[Begin]

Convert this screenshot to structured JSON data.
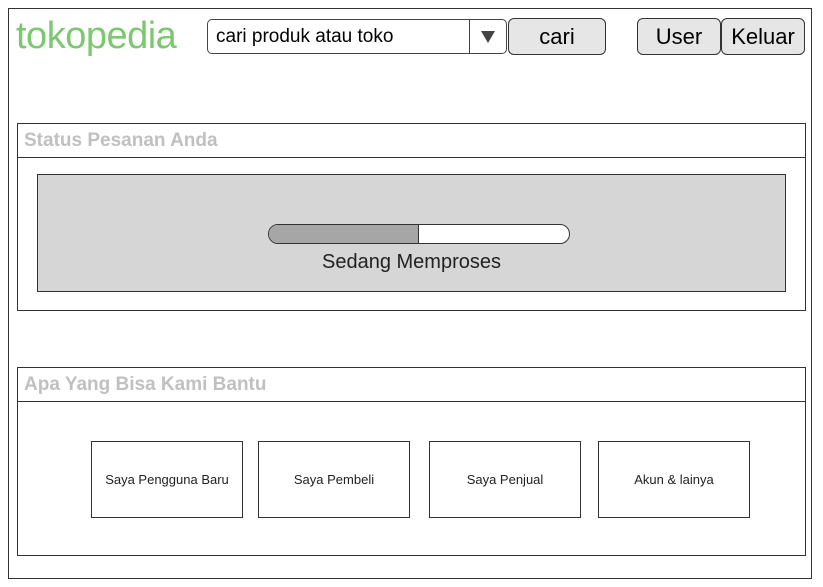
{
  "header": {
    "logo_text": "tokopedia",
    "search": {
      "value": "cari produk atau toko"
    },
    "search_button": "cari",
    "user_button": "User",
    "logout_button": "Keluar"
  },
  "status_panel": {
    "title": "Status Pesanan Anda",
    "progress_fraction": 0.5,
    "status_text": "Sedang Memproses"
  },
  "help_panel": {
    "title": "Apa Yang Bisa Kami Bantu",
    "options": [
      "Saya Pengguna Baru",
      "Saya Pembeli",
      "Saya Penjual",
      "Akun & lainya"
    ]
  }
}
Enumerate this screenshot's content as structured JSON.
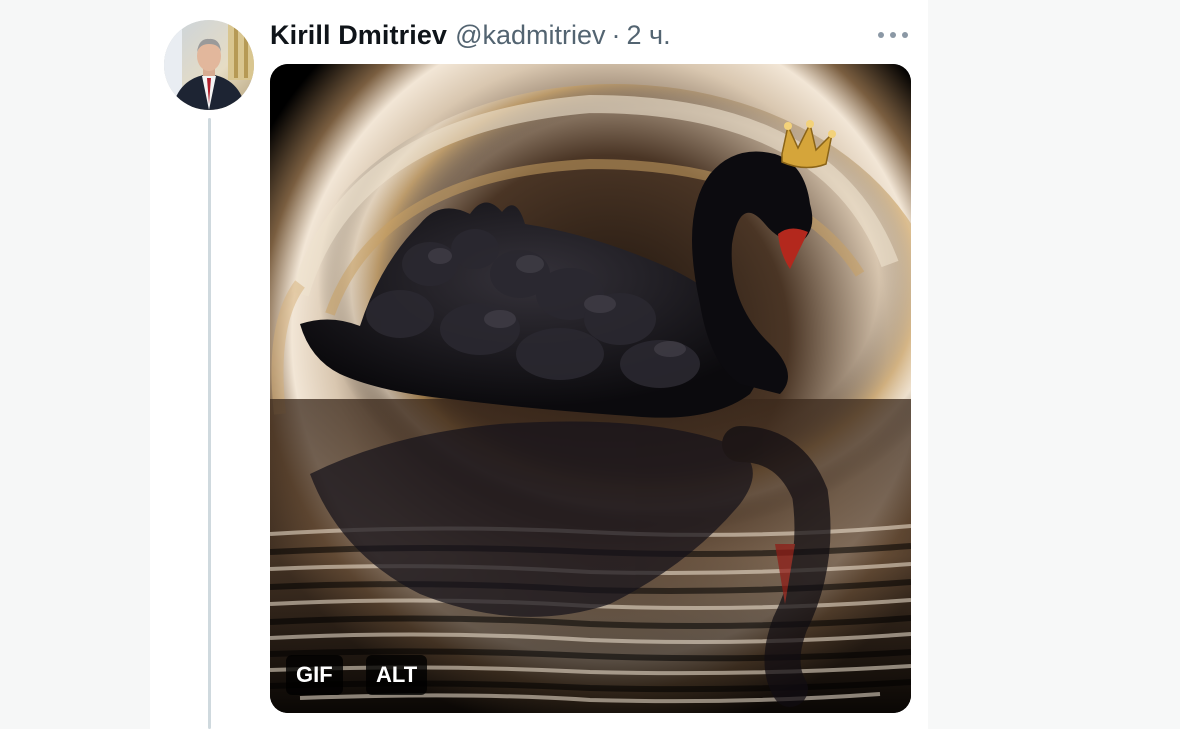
{
  "tweet": {
    "author_name": "Kirill Dmitriev",
    "author_handle": "@kadmitriev",
    "separator": "·",
    "time": "2 ч.",
    "media": {
      "type": "gif",
      "description": "black swan with golden crown",
      "gif_badge": "GIF",
      "alt_badge": "ALT"
    }
  },
  "colors": {
    "name": "#0f1419",
    "secondary_text": "#536471",
    "thread_line": "#cfd9de",
    "badge_background": "#000000",
    "page_background": "#f7f8f8"
  },
  "icons": {
    "more": "more-horizontal-icon"
  }
}
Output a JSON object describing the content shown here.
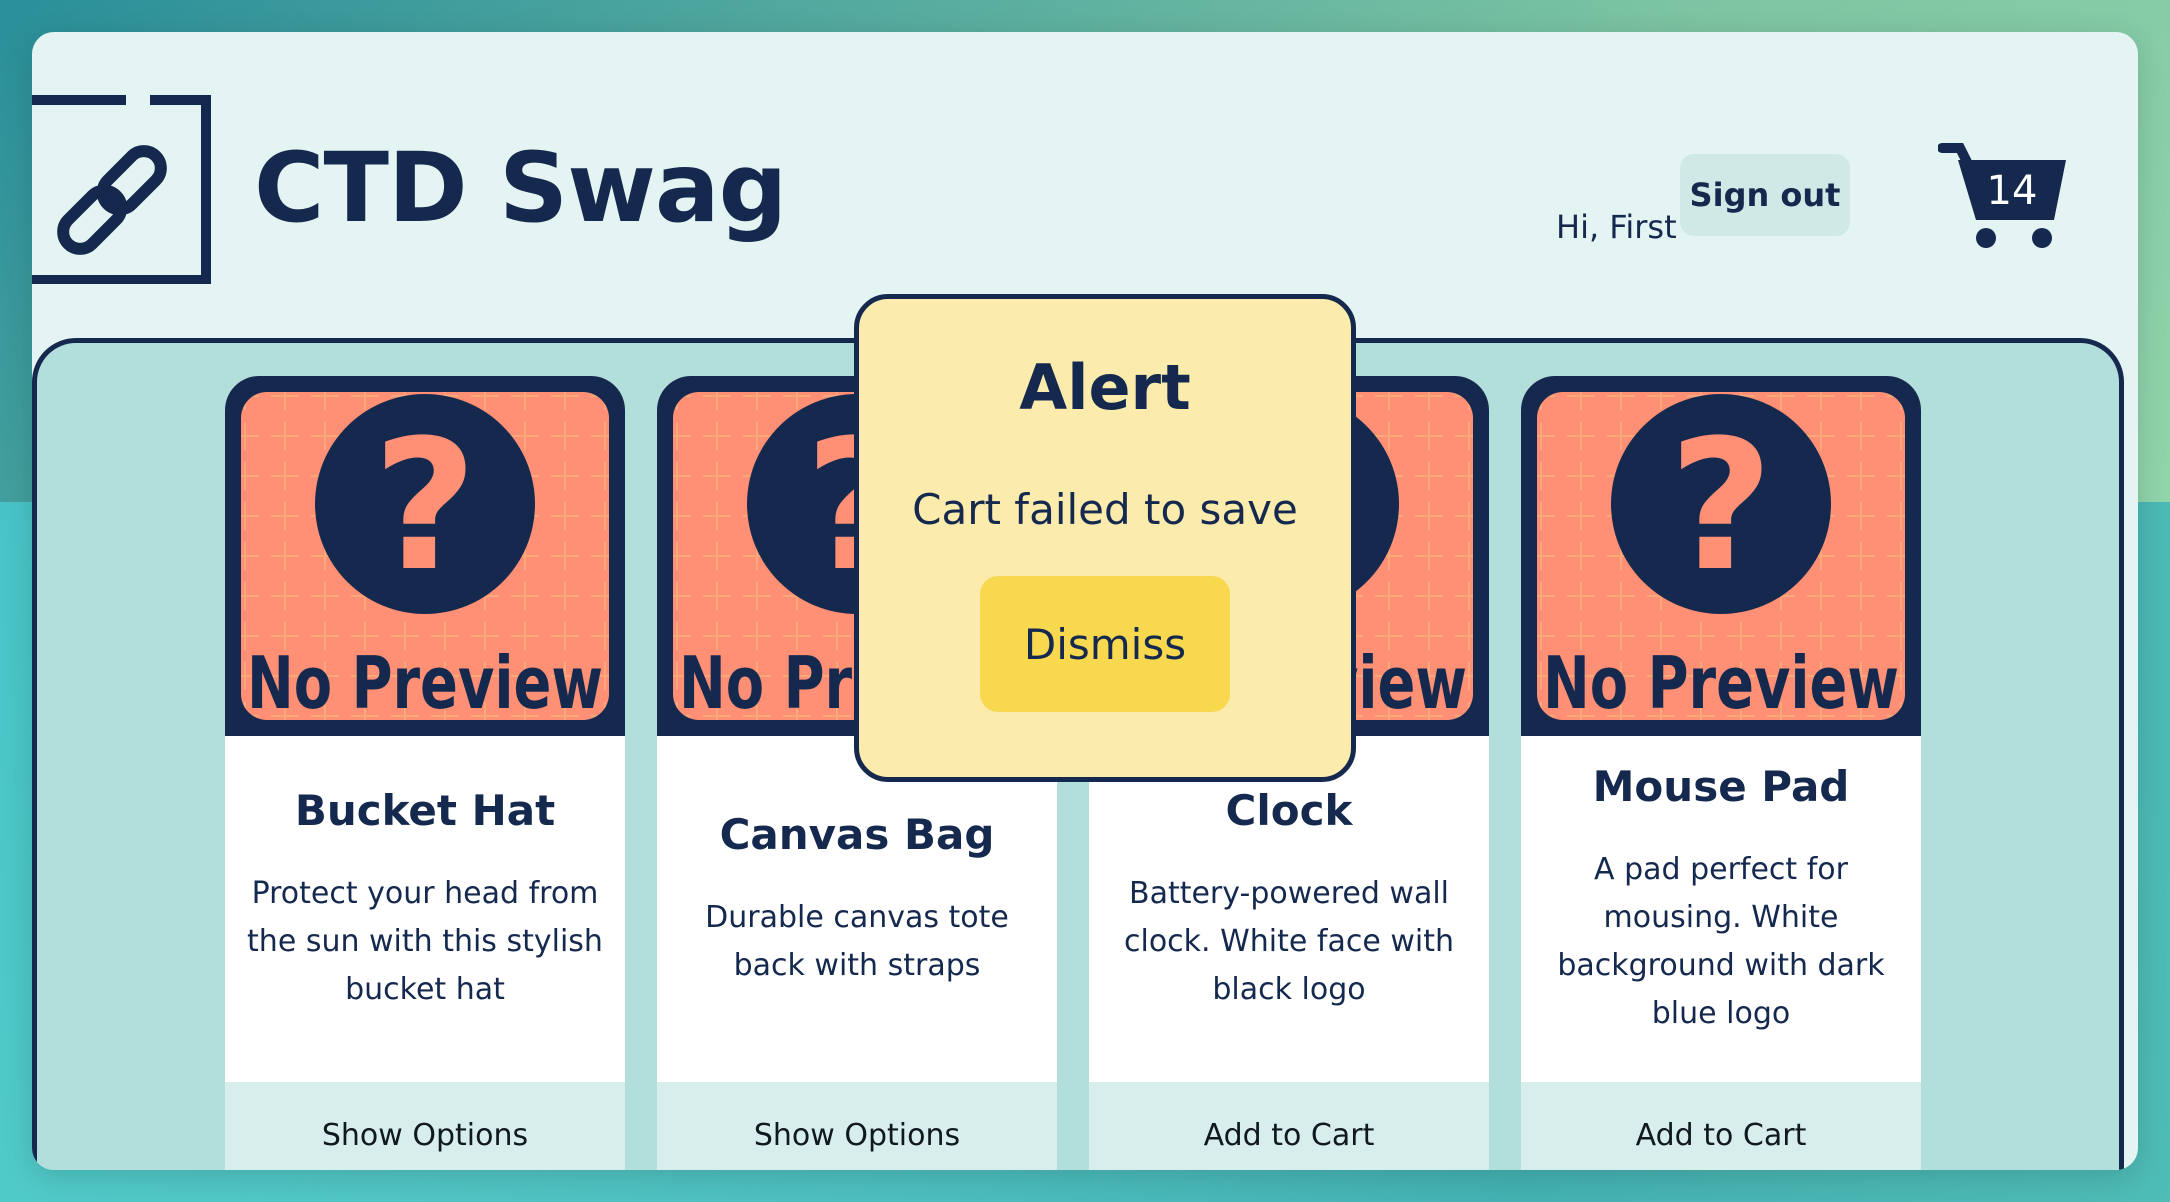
{
  "header": {
    "site_title": "CTD Swag",
    "greeting": "Hi, First",
    "signout_label": "Sign out",
    "cart_count": "14"
  },
  "placeholder_image_text": "No Preview",
  "products": [
    {
      "title": "Bucket Hat",
      "description": "Protect your head from the sun with this stylish bucket hat",
      "button_label": "Show Options"
    },
    {
      "title": "Canvas Bag",
      "description": "Durable canvas tote back with straps",
      "button_label": "Show Options"
    },
    {
      "title": "Clock",
      "description": "Battery-powered wall clock. White face with black logo",
      "button_label": "Add to Cart"
    },
    {
      "title": "Mouse Pad",
      "description": "A pad perfect for mousing. White background with dark blue logo",
      "button_label": "Add to Cart"
    }
  ],
  "alert": {
    "title": "Alert",
    "message": "Cart failed to save",
    "dismiss_label": "Dismiss"
  },
  "colors": {
    "navy": "#15294e",
    "panel": "#b2dfdc",
    "page": "#e4f4f3",
    "placeholder_bg": "#ff8f75",
    "alert_bg": "#fbecae",
    "dismiss_bg": "#f7d84f"
  }
}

[End]

**WORK TO DO**
State how many lines above include the word "black", and nothing more.

**EXERCISE SOLUTION**
2